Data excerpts
───
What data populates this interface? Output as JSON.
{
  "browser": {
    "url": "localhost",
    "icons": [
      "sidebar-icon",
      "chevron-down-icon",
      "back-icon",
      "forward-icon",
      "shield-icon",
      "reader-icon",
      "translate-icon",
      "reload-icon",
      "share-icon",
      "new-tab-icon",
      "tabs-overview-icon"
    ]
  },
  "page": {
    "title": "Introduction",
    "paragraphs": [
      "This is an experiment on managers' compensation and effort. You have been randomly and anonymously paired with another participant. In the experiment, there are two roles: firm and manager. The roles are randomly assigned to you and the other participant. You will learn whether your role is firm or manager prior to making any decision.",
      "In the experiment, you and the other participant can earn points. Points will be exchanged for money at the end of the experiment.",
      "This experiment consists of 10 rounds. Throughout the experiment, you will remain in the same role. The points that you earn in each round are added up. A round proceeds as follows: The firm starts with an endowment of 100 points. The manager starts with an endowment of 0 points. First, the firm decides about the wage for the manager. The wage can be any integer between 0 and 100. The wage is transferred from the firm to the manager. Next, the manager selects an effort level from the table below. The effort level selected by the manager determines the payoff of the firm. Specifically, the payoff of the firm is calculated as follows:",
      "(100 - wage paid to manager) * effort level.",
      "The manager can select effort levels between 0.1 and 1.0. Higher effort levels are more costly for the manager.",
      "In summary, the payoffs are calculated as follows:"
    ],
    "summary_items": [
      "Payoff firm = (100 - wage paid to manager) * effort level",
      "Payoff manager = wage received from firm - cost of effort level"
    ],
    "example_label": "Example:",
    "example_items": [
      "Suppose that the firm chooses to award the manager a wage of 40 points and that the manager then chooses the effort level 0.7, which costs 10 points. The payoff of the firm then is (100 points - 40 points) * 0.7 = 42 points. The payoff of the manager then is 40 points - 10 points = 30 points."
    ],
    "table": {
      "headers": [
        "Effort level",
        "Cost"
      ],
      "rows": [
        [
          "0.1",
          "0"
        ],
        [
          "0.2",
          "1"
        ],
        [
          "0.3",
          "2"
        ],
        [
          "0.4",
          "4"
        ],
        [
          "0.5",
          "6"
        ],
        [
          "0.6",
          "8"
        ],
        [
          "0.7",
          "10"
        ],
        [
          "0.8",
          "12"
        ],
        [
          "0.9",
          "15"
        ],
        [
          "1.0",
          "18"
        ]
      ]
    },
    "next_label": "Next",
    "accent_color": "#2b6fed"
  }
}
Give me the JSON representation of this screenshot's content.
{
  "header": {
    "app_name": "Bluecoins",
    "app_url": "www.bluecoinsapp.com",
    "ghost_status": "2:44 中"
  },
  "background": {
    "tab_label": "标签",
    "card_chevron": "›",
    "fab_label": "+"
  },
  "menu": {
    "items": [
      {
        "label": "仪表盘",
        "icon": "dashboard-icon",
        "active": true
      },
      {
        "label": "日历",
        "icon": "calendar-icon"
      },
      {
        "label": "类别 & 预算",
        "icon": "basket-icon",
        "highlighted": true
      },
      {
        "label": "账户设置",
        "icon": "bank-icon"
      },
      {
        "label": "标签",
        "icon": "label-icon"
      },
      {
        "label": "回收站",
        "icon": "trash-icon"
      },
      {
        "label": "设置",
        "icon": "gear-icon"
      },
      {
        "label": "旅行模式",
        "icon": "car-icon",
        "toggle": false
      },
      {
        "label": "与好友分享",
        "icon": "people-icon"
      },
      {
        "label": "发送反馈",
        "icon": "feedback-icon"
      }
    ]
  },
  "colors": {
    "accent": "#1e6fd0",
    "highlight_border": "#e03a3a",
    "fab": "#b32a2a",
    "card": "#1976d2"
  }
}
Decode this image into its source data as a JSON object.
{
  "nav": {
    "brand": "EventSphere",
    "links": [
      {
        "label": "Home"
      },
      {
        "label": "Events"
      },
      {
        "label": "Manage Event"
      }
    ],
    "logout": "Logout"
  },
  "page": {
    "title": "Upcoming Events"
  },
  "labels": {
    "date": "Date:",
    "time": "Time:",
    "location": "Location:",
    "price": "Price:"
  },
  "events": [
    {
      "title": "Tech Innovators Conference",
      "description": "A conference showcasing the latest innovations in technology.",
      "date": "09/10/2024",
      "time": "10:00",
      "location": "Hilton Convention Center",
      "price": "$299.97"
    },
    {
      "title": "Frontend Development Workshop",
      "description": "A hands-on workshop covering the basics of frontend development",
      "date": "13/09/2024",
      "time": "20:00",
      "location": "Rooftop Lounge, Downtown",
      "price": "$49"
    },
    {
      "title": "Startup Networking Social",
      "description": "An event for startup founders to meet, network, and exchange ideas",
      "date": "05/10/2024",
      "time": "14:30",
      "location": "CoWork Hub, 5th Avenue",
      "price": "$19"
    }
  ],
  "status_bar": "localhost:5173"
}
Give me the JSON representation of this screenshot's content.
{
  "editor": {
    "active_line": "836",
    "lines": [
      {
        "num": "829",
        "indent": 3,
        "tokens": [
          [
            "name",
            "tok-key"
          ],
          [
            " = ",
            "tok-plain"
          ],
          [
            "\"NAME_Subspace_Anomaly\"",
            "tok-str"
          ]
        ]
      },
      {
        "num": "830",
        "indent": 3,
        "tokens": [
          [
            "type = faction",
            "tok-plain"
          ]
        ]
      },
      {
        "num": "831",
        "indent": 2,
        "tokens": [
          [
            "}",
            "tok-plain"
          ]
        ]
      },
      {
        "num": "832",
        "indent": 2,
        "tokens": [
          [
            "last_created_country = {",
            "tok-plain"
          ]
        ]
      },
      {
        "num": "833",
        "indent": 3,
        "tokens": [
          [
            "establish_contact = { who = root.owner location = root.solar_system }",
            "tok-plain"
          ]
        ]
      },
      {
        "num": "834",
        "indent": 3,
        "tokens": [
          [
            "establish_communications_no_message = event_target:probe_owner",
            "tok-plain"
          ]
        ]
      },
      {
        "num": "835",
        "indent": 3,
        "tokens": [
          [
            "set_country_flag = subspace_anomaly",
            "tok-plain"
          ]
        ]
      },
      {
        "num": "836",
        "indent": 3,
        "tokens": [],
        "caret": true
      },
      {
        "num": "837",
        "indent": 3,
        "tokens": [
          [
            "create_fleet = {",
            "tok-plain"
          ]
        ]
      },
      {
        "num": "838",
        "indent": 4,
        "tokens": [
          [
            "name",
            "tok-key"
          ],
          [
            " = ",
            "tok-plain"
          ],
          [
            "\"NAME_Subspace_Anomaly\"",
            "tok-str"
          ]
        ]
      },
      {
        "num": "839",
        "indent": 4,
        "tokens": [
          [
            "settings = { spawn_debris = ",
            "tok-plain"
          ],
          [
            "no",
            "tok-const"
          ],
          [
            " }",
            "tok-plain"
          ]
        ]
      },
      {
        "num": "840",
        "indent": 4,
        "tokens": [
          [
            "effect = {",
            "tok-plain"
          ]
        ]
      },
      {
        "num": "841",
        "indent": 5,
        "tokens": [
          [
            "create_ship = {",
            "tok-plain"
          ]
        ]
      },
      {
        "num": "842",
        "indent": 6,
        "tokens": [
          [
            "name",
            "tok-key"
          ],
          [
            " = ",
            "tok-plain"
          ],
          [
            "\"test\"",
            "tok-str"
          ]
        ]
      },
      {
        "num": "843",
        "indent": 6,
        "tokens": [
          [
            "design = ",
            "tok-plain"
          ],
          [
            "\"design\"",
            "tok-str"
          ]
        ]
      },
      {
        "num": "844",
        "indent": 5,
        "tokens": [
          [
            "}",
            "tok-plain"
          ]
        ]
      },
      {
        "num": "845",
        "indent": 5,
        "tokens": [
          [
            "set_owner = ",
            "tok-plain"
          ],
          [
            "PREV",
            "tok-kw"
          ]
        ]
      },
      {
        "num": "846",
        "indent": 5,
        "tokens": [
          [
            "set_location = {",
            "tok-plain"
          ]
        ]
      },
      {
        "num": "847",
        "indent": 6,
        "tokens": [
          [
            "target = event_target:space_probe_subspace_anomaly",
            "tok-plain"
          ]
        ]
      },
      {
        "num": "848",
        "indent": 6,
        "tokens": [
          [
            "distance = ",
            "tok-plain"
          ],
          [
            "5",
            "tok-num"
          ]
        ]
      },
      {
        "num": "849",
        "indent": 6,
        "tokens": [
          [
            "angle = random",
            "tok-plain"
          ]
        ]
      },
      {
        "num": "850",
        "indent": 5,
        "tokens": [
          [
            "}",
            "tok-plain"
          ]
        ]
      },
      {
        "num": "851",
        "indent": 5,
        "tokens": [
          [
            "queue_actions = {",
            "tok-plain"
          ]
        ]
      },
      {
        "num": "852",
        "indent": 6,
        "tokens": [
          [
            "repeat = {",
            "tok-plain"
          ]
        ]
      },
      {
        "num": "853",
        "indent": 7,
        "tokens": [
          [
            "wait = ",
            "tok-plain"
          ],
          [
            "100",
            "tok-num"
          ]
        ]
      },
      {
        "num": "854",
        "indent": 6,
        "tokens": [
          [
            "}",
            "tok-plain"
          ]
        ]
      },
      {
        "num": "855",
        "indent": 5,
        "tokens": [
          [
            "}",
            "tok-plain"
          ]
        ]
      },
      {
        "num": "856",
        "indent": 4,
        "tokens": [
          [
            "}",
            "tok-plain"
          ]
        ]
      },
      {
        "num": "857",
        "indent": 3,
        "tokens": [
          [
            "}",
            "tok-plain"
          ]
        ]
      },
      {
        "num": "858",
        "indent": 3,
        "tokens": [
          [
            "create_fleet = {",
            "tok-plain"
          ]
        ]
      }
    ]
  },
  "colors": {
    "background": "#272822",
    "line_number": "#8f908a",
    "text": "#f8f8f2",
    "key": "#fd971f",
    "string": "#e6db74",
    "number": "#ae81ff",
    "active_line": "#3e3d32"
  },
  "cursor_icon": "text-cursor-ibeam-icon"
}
───
◆ **WHAT THIS TASK INVOLVES**
Look through the material above and pick out each line holding the word "time".

◆ **RESPONSE BELOW**
    "time": "Time:",
      "time": "10:00",
      "time": "20:00",
      "time": "14:30",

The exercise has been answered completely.